Output nothing but the number of lines that include the word "Instruction".

☆ ☆ ☆

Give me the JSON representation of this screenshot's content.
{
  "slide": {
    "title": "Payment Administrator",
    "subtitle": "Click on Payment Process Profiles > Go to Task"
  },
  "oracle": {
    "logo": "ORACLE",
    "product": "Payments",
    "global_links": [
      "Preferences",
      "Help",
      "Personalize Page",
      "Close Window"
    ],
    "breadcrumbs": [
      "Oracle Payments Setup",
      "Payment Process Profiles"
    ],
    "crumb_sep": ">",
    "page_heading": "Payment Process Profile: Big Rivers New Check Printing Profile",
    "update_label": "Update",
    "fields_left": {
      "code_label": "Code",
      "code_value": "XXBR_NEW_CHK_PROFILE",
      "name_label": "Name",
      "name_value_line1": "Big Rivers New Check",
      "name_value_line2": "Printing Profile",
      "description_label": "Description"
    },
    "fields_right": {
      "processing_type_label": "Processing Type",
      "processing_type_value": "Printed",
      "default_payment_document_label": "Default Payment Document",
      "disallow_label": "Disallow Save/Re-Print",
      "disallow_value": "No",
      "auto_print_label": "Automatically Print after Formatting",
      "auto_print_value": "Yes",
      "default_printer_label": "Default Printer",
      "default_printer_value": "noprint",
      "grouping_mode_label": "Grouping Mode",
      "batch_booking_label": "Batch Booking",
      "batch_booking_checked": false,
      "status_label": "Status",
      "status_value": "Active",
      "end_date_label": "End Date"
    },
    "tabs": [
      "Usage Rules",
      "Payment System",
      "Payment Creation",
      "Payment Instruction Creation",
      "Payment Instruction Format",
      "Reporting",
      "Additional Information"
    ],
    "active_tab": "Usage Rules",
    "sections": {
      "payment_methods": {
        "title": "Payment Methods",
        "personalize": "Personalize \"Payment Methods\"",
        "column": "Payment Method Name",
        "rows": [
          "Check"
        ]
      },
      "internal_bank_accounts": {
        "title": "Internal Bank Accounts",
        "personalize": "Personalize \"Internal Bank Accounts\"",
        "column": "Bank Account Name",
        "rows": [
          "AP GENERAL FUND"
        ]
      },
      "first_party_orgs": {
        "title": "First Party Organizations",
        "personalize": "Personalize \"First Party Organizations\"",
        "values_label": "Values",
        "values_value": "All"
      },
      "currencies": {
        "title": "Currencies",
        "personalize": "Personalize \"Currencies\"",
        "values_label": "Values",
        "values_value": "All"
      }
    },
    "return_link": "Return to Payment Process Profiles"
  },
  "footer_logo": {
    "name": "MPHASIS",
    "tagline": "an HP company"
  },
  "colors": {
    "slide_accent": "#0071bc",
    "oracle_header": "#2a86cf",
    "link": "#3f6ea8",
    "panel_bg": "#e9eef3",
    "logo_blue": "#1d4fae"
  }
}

☆ ☆ ☆

◆ Result for this exercise: 2